→ **What to do**
Give back every record below in full and exactly, but without a single image.
** Excerpted data follows **
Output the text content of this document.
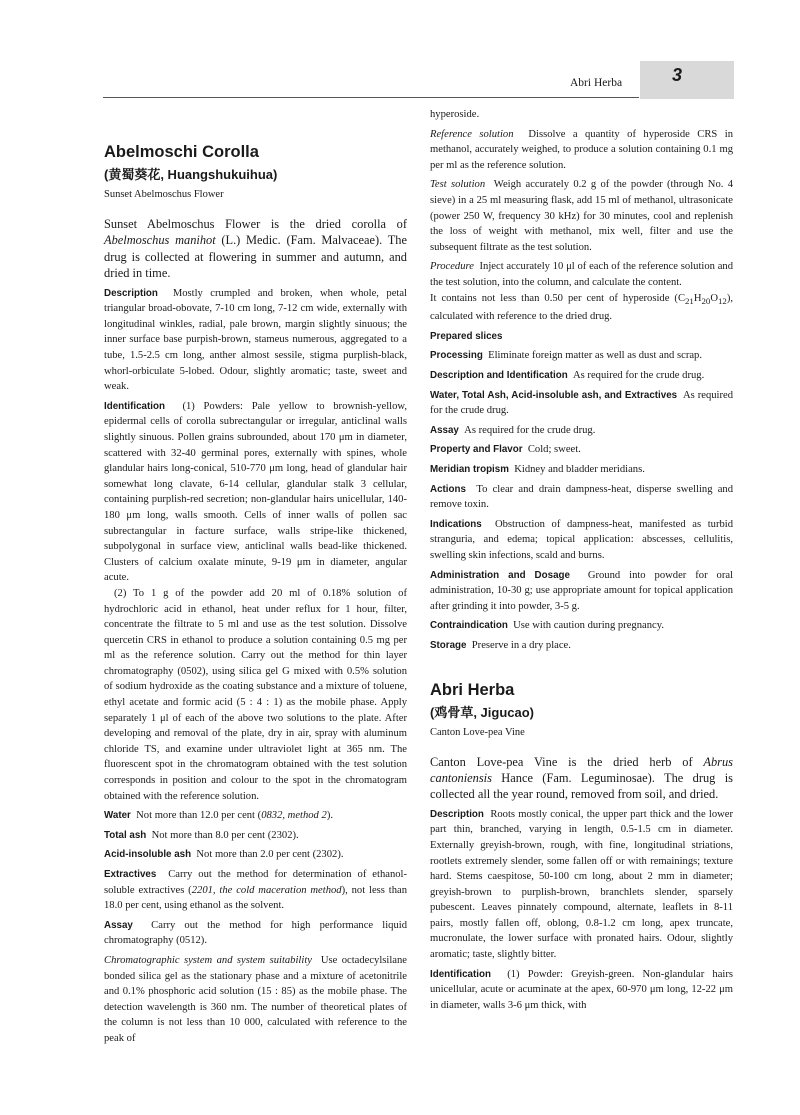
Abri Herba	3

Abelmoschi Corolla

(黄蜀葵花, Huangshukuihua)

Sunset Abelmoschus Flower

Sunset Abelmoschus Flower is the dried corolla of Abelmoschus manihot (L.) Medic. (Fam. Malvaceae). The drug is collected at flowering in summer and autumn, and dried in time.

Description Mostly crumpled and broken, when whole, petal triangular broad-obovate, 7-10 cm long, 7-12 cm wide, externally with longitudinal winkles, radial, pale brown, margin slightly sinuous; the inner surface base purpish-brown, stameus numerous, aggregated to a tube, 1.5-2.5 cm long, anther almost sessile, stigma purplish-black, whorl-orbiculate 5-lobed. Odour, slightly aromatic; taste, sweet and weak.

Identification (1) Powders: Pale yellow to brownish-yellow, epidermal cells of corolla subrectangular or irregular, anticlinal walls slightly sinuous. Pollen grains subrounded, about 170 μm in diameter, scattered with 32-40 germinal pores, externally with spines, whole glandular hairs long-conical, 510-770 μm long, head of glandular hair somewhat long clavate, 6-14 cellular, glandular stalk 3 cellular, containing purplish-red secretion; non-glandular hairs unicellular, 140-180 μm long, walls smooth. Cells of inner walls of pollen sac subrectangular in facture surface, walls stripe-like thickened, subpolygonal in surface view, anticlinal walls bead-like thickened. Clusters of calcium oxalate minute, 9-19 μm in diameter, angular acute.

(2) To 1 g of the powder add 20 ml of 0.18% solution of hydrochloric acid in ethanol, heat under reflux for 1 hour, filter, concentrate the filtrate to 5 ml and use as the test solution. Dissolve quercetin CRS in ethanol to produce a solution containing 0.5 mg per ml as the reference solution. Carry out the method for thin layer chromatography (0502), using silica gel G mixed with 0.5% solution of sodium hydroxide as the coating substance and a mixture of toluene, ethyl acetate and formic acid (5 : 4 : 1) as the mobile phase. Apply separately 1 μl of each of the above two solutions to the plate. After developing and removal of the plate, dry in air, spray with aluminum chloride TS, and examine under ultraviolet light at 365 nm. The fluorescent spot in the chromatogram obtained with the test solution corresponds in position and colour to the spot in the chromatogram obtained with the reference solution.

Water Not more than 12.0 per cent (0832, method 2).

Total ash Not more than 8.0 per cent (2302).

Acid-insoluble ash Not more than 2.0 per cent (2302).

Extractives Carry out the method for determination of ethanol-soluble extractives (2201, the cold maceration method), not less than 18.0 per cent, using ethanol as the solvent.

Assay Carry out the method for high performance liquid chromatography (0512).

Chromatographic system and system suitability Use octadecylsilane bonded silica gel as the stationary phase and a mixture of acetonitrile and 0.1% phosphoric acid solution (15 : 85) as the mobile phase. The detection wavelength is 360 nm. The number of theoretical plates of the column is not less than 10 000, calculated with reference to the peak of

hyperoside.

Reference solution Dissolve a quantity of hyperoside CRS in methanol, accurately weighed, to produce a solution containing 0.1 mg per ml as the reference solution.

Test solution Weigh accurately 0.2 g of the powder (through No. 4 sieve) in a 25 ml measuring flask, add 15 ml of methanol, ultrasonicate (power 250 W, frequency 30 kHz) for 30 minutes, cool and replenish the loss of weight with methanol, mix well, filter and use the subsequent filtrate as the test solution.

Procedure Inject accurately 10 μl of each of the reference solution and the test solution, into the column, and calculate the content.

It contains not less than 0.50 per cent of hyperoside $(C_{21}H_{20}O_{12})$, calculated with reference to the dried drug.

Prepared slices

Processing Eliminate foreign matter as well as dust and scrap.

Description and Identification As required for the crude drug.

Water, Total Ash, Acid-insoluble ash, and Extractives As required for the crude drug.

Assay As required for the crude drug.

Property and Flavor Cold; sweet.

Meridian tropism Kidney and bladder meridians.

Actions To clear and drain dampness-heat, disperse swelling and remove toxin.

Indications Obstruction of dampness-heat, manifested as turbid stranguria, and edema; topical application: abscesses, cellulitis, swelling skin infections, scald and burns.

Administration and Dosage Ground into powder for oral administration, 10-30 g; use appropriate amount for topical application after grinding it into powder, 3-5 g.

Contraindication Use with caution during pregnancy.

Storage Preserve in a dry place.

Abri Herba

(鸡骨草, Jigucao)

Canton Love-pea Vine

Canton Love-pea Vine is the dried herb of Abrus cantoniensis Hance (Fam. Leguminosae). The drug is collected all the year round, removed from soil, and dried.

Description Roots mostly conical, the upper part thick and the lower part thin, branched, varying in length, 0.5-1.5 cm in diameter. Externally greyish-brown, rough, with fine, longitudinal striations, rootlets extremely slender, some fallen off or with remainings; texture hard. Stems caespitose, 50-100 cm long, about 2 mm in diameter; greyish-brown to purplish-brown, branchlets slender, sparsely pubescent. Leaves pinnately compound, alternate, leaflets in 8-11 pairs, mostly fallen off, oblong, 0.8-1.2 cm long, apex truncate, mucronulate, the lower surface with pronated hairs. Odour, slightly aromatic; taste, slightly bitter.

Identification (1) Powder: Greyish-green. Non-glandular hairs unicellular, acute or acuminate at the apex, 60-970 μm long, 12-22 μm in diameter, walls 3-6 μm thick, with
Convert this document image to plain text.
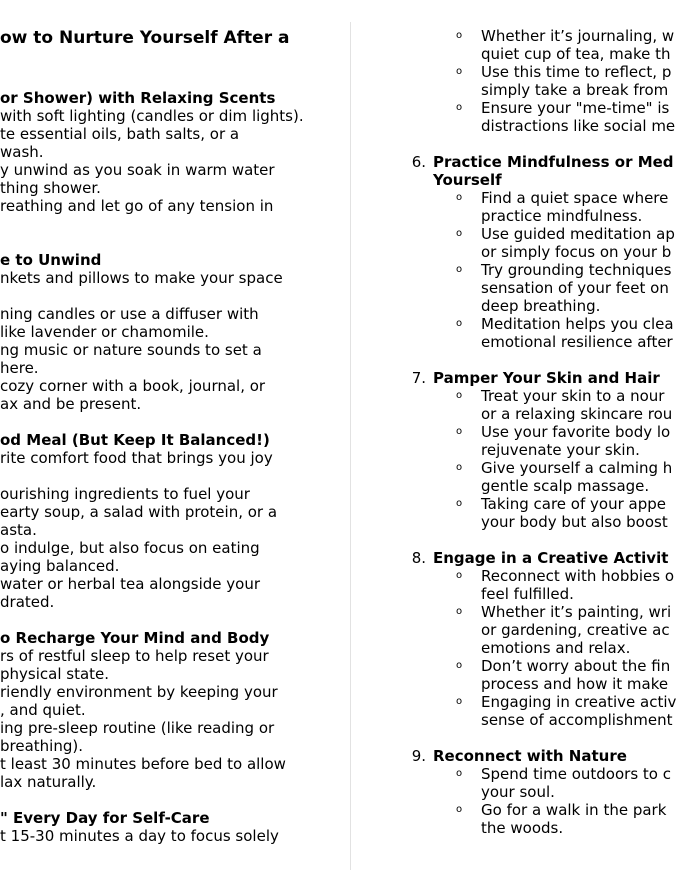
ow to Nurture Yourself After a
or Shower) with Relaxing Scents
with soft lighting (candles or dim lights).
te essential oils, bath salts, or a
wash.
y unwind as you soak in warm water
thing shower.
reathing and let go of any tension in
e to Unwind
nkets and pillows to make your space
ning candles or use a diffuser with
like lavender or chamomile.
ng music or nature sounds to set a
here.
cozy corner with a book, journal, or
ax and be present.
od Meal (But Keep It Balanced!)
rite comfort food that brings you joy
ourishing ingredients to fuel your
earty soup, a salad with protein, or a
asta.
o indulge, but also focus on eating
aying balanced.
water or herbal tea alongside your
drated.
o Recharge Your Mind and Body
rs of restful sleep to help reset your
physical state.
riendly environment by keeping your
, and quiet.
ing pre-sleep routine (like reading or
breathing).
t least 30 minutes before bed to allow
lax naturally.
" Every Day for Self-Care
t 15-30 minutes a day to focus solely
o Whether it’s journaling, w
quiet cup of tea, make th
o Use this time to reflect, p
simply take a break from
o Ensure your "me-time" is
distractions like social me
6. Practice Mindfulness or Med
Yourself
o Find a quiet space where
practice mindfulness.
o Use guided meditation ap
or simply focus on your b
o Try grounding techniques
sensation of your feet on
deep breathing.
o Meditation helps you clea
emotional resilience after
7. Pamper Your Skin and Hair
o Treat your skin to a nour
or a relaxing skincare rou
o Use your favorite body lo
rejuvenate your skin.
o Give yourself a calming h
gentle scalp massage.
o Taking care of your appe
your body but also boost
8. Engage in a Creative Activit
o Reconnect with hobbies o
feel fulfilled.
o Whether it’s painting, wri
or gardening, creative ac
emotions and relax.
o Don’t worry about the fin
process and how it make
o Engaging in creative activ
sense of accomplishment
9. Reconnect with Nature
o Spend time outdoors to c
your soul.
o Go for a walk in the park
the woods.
** End of Excerpted data **
→ **Exercise response**
Output the text content of this document.
Abri Herba	3

Abelmoschi Corolla

(黄蜀葵花, Huangshukuihua)

Sunset Abelmoschus Flower

Sunset Abelmoschus Flower is the dried corolla of Abelmoschus manihot (L.) Medic. (Fam. Malvaceae). The drug is collected at flowering in summer and autumn, and dried in time.

Description Mostly crumpled and broken, when whole, petal triangular broad-obovate, 7-10 cm long, 7-12 cm wide, externally with longitudinal winkles, radial, pale brown, margin slightly sinuous; the inner surface base purpish-brown, stameus numerous, aggregated to a tube, 1.5-2.5 cm long, anther almost sessile, stigma purplish-black, whorl-orbiculate 5-lobed. Odour, slightly aromatic; taste, sweet and weak.

Identification (1) Powders: Pale yellow to brownish-yellow, epidermal cells of corolla subrectangular or irregular, anticlinal walls slightly sinuous. Pollen grains subrounded, about 170 μm in diameter, scattered with 32-40 germinal pores, externally with spines, whole glandular hairs long-conical, 510-770 μm long, head of glandular hair somewhat long clavate, 6-14 cellular, glandular stalk 3 cellular, containing purplish-red secretion; non-glandular hairs unicellular, 140-180 μm long, walls smooth. Cells of inner walls of pollen sac subrectangular in facture surface, walls stripe-like thickened, subpolygonal in surface view, anticlinal walls bead-like thickened. Clusters of calcium oxalate minute, 9-19 μm in diameter, angular acute.

(2) To 1 g of the powder add 20 ml of 0.18% solution of hydrochloric acid in ethanol, heat under reflux for 1 hour, filter, concentrate the filtrate to 5 ml and use as the test solution. Dissolve quercetin CRS in ethanol to produce a solution containing 0.5 mg per ml as the reference solution. Carry out the method for thin layer chromatography (0502), using silica gel G mixed with 0.5% solution of sodium hydroxide as the coating substance and a mixture of toluene, ethyl acetate and formic acid (5 : 4 : 1) as the mobile phase. Apply separately 1 μl of each of the above two solutions to the plate. After developing and removal of the plate, dry in air, spray with aluminum chloride TS, and examine under ultraviolet light at 365 nm. The fluorescent spot in the chromatogram obtained with the test solution corresponds in position and colour to the spot in the chromatogram obtained with the reference solution.

Water Not more than 12.0 per cent (0832, method 2).

Total ash Not more than 8.0 per cent (2302).

Acid-insoluble ash Not more than 2.0 per cent (2302).

Extractives Carry out the method for determination of ethanol-soluble extractives (2201, the cold maceration method), not less than 18.0 per cent, using ethanol as the solvent.

Assay Carry out the method for high performance liquid chromatography (0512).

Chromatographic system and system suitability Use octadecylsilane bonded silica gel as the stationary phase and a mixture of acetonitrile and 0.1% phosphoric acid solution (15 : 85) as the mobile phase. The detection wavelength is 360 nm. The number of theoretical plates of the column is not less than 10 000, calculated with reference to the peak of

hyperoside.

Reference solution Dissolve a quantity of hyperoside CRS in methanol, accurately weighed, to produce a solution containing 0.1 mg per ml as the reference solution.

Test solution Weigh accurately 0.2 g of the powder (through No. 4 sieve) in a 25 ml measuring flask, add 15 ml of methanol, ultrasonicate (power 250 W, frequency 30 kHz) for 30 minutes, cool and replenish the loss of weight with methanol, mix well, filter and use the subsequent filtrate as the test solution.

Procedure Inject accurately 10 μl of each of the reference solution and the test solution, into the column, and calculate the content.

It contains not less than 0.50 per cent of hyperoside $(C_{21}H_{20}O_{12})$, calculated with reference to the dried drug.

Prepared slices

Processing Eliminate foreign matter as well as dust and scrap.

Description and Identification As required for the crude drug.

Water, Total Ash, Acid-insoluble ash, and Extractives As required for the crude drug.

Assay As required for the crude drug.

Property and Flavor Cold; sweet.

Meridian tropism Kidney and bladder meridians.

Actions To clear and drain dampness-heat, disperse swelling and remove toxin.

Indications Obstruction of dampness-heat, manifested as turbid stranguria, and edema; topical application: abscesses, cellulitis, swelling skin infections, scald and burns.

Administration and Dosage Ground into powder for oral administration, 10-30 g; use appropriate amount for topical application after grinding it into powder, 3-5 g.

Contraindication Use with caution during pregnancy.

Storage Preserve in a dry place.

Abri Herba

(鸡骨草, Jigucao)

Canton Love-pea Vine

Canton Love-pea Vine is the dried herb of Abrus cantoniensis Hance (Fam. Leguminosae). The drug is collected all the year round, removed from soil, and dried.

Description Roots mostly conical, the upper part thick and the lower part thin, branched, varying in length, 0.5-1.5 cm in diameter. Externally greyish-brown, rough, with fine, longitudinal striations, rootlets extremely slender, some fallen off or with remainings; texture hard. Stems caespitose, 50-100 cm long, about 2 mm in diameter; greyish-brown to purplish-brown, branchlets slender, sparsely pubescent. Leaves pinnately compound, alternate, leaflets in 8-11 pairs, mostly fallen off, oblong, 0.8-1.2 cm long, apex truncate, mucronulate, the lower surface with pronated hairs. Odour, slightly aromatic; taste, slightly bitter.

Identification (1) Powder: Greyish-green. Non-glandular hairs unicellular, acute or acuminate at the apex, 60-970 μm long, 12-22 μm in diameter, walls 3-6 μm thick, with
Convert this document image to plain text.
ow to Nurture Yourself After a
or Shower) with Relaxing Scents
with soft lighting (candles or dim lights).
te essential oils, bath salts, or a
wash.
y unwind as you soak in warm water
thing shower.
reathing and let go of any tension in
e to Unwind
nkets and pillows to make your space
ning candles or use a diffuser with
like lavender or chamomile.
ng music or nature sounds to set a
here.
cozy corner with a book, journal, or
ax and be present.
od Meal (But Keep It Balanced!)
rite comfort food that brings you joy
ourishing ingredients to fuel your
earty soup, a salad with protein, or a
asta.
o indulge, but also focus on eating
aying balanced.
water or herbal tea alongside your
drated.
o Recharge Your Mind and Body
rs of restful sleep to help reset your
physical state.
riendly environment by keeping your
, and quiet.
ing pre-sleep routine (like reading or
breathing).
t least 30 minutes before bed to allow
lax naturally.
" Every Day for Self-Care
t 15-30 minutes a day to focus solely
o Whether it’s journaling, w
quiet cup of tea, make th
o Use this time to reflect, p
simply take a break from
o Ensure your "me-time" is
distractions like social me
6. Practice Mindfulness or Med
Yourself
o Find a quiet space where
practice mindfulness.
o Use guided meditation ap
or simply focus on your b
o Try grounding techniques
sensation of your feet on
deep breathing.
o Meditation helps you clea
emotional resilience after
7. Pamper Your Skin and Hair
o Treat your skin to a nour
or a relaxing skincare rou
o Use your favorite body lo
rejuvenate your skin.
o Give yourself a calming h
gentle scalp massage.
o Taking care of your appe
your body but also boost
8. Engage in a Creative Activit
o Reconnect with hobbies o
feel fulfilled.
o Whether it’s painting, wri
or gardening, creative ac
emotions and relax.
o Don’t worry about the fin
process and how it make
o Engaging in creative activ
sense of accomplishment
9. Reconnect with Nature
o Spend time outdoors to c
your soul.
o Go for a walk in the park
the woods.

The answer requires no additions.